** START **
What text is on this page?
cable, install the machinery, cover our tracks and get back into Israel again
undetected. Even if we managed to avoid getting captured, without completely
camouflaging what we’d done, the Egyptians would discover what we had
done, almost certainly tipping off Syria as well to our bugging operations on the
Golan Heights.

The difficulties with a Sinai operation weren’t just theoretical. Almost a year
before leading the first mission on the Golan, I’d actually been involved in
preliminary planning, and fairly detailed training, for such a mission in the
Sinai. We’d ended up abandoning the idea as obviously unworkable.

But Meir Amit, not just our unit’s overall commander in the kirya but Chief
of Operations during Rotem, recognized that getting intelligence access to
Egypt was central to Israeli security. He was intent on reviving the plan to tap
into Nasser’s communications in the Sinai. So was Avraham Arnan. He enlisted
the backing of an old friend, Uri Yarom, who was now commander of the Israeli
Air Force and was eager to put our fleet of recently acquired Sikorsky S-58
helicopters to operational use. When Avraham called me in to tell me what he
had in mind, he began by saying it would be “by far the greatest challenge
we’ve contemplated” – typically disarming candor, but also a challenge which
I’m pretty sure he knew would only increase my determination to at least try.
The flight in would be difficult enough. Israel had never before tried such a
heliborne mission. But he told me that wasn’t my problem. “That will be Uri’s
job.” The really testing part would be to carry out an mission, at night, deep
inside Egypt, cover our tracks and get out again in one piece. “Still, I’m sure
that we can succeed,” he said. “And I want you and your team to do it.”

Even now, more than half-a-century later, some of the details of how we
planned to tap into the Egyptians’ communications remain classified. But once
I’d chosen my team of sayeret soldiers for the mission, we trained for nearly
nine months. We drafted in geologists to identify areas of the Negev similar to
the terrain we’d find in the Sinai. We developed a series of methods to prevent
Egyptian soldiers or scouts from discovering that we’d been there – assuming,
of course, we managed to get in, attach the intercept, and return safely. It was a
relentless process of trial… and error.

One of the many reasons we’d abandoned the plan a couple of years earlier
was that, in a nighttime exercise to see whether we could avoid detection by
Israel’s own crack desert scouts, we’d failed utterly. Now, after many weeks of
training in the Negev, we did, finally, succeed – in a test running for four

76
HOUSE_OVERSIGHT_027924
** END **
» **What this task involves**:
Retype all of the material above with every character intact.

» **The result**:
What text is on this page?
cable, install the machinery, cover our tracks and get back into Israel again
undetected. Even if we managed to avoid getting captured, without completely
camouflaging what we’d done, the Egyptians would discover what we had
done, almost certainly tipping off Syria as well to our bugging operations on the
Golan Heights.

The difficulties with a Sinai operation weren’t just theoretical. Almost a year
before leading the first mission on the Golan, I’d actually been involved in
preliminary planning, and fairly detailed training, for such a mission in the
Sinai. We’d ended up abandoning the idea as obviously unworkable.

But Meir Amit, not just our unit’s overall commander in the kirya but Chief
of Operations during Rotem, recognized that getting intelligence access to
Egypt was central to Israeli security. He was intent on reviving the plan to tap
into Nasser’s communications in the Sinai. So was Avraham Arnan. He enlisted
the backing of an old friend, Uri Yarom, who was now commander of the Israeli
Air Force and was eager to put our fleet of recently acquired Sikorsky S-58
helicopters to operational use. When Avraham called me in to tell me what he
had in mind, he began by saying it would be “by far the greatest challenge
we’ve contemplated” – typically disarming candor, but also a challenge which
I’m pretty sure he knew would only increase my determination to at least try.
The flight in would be difficult enough. Israel had never before tried such a
heliborne mission. But he told me that wasn’t my problem. “That will be Uri’s
job.” The really testing part would be to carry out an mission, at night, deep
inside Egypt, cover our tracks and get out again in one piece. “Still, I’m sure
that we can succeed,” he said. “And I want you and your team to do it.”

Even now, more than half-a-century later, some of the details of how we
planned to tap into the Egyptians’ communications remain classified. But once
I’d chosen my team of sayeret soldiers for the mission, we trained for nearly
nine months. We drafted in geologists to identify areas of the Negev similar to
the terrain we’d find in the Sinai. We developed a series of methods to prevent
Egyptian soldiers or scouts from discovering that we’d been there – assuming,
of course, we managed to get in, attach the intercept, and return safely. It was a
relentless process of trial… and error.

One of the many reasons we’d abandoned the plan a couple of years earlier
was that, in a nighttime exercise to see whether we could avoid detection by
Israel’s own crack desert scouts, we’d failed utterly. Now, after many weeks of
training in the Negev, we did, finally, succeed – in a test running for four

76
HOUSE_OVERSIGHT_027924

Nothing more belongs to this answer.